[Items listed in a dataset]
________________________________________
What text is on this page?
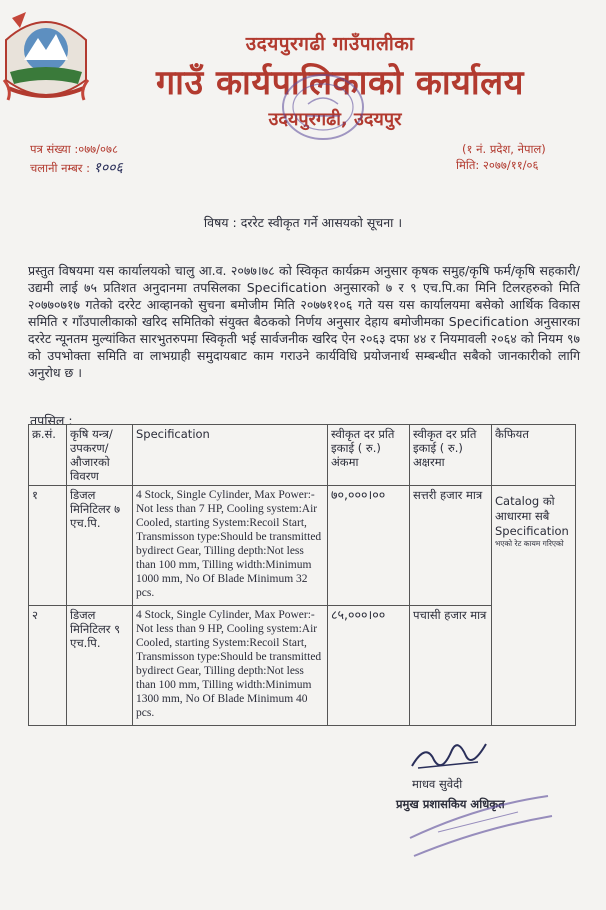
उदयपुरगढी गाउँपालीका
गाउँ कार्यपालिकाको कार्यालय
उदयपुरगढी, उदयपुर
पत्र संख्या :०७७/०७८
चलानी नम्बर : १००६
(१ नं. प्रदेश, नेपाल)
मिति: २०७७/११/०६
विषय : दररेट स्वीकृत गर्ने आसयको सूचना ।
प्रस्तुत विषयमा यस कार्यालयको चालु आ.व. २०७७।७८ को स्विकृत कार्यक्रम अनुसार कृषक समुह/कृषि फर्म/कृषि सहकारी/उद्यमी लाई ७५ प्रतिशत अनुदानमा तपसिलका Specification अनुसारको ७ र ९ एच.पि.का मिनि टिलरहरुको मिति २०७७०७१७ गतेको दररेट आव्हानको सुचना बमोजीम मिति २०७७११०६ गते यस यस कार्यालयमा बसेको आर्थिक विकास समिति र गाँउपालीकाको खरिद समितिको संयुक्त बैठकको निर्णय अनुसार देहाय बमोजीमका Specification अनुसारका दररेट न्यूनतम मुल्यांकित सारभुतरुपमा स्विकृती भई सार्वजनीक खरिद ऐन २०६३ दफा ४४ र नियमावली २०६४ को नियम ९७ को उपभोक्ता समिति वा लाभग्राही समुदायबाट काम गराउने कार्यविधि प्रयोजनार्थ सम्बन्धीत सबैको जानकारीको लागि अनुरोध छ ।
तपसिल :
क्र.सं.	कृषि यन्त्र/ उपकरण/ औजारको विवरण	Specification	स्वीकृत दर प्रति इकाई ( रु.) अंकमा	स्वीकृत दर प्रति इकाई ( रु.) अक्षरमा	कैफियत
१	डिजल मिनिटिलर ७ एच.पि.	4 Stock, Single Cylinder, Max Power:-Not less than 7 HP, Cooling system:Air Cooled, starting System:Recoil Start, Transmisson type:Should be transmitted bydirect Gear, Tilling depth:Not less than 100 mm, Tilling width:Minimum 1000 mm, No Of Blade Minimum 32 pcs.	७०,०००।००	सत्तरी हजार मात्र	Catalog को आधारमा सबै Specification
भएको रेट कायम गरिएको

२	डिजल मिनिटिलर ९ एच.पि.	4 Stock, Single Cylinder, Max Power:-Not less than 9 HP, Cooling system:Air Cooled, starting System:Recoil Start, Transmisson type:Should be transmitted bydirect Gear, Tilling depth:Not less than 100 mm, Tilling width:Minimum 1300 mm, No Of Blade Minimum 40 pcs.	८५,०००।००	पचासी हजार मात्र	
माधव सुवेदी
प्रमुख प्रशासकिय अधिकृत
________________________________________
**Exercise details:**
Repeat the records word for word. Any picture in them should be left out.

**Solution below:**
What text is on this page?
उदयपुरगढी गाउँपालीका
गाउँ कार्यपालिकाको कार्यालय
उदयपुरगढी, उदयपुर
पत्र संख्या :०७७/०७८
चलानी नम्बर : १००६
(१ नं. प्रदेश, नेपाल)
मिति: २०७७/११/०६
विषय : दररेट स्वीकृत गर्ने आसयको सूचना ।
प्रस्तुत विषयमा यस कार्यालयको चालु आ.व. २०७७।७८ को स्विकृत कार्यक्रम अनुसार कृषक समुह/कृषि फर्म/कृषि सहकारी/उद्यमी लाई ७५ प्रतिशत अनुदानमा तपसिलका Specification अनुसारको ७ र ९ एच.पि.का मिनि टिलरहरुको मिति २०७७०७१७ गतेको दररेट आव्हानको सुचना बमोजीम मिति २०७७११०६ गते यस यस कार्यालयमा बसेको आर्थिक विकास समिति र गाँउपालीकाको खरिद समितिको संयुक्त बैठकको निर्णय अनुसार देहाय बमोजीमका Specification अनुसारका दररेट न्यूनतम मुल्यांकित सारभुतरुपमा स्विकृती भई सार्वजनीक खरिद ऐन २०६३ दफा ४४ र नियमावली २०६४ को नियम ९७ को उपभोक्ता समिति वा लाभग्राही समुदायबाट काम गराउने कार्यविधि प्रयोजनार्थ सम्बन्धीत सबैको जानकारीको लागि अनुरोध छ ।
तपसिल :
क्र.सं.	कृषि यन्त्र/ उपकरण/ औजारको विवरण	Specification	स्वीकृत दर प्रति इकाई ( रु.) अंकमा	स्वीकृत दर प्रति इकाई ( रु.) अक्षरमा	कैफियत
१	डिजल मिनिटिलर ७ एच.पि.	4 Stock, Single Cylinder, Max Power:-Not less than 7 HP, Cooling system:Air Cooled, starting System:Recoil Start, Transmisson type:Should be transmitted bydirect Gear, Tilling depth:Not less than 100 mm, Tilling width:Minimum 1000 mm, No Of Blade Minimum 32 pcs.	७०,०००।००	सत्तरी हजार मात्र	Catalog को आधारमा सबै Specification
भएको रेट कायम गरिएको

२	डिजल मिनिटिलर ९ एच.पि.	4 Stock, Single Cylinder, Max Power:-Not less than 9 HP, Cooling system:Air Cooled, starting System:Recoil Start, Transmisson type:Should be transmitted bydirect Gear, Tilling depth:Not less than 100 mm, Tilling width:Minimum 1300 mm, No Of Blade Minimum 40 pcs.	८५,०००।००	पचासी हजार मात्र	
माधव सुवेदी
प्रमुख प्रशासकिय अधिकृत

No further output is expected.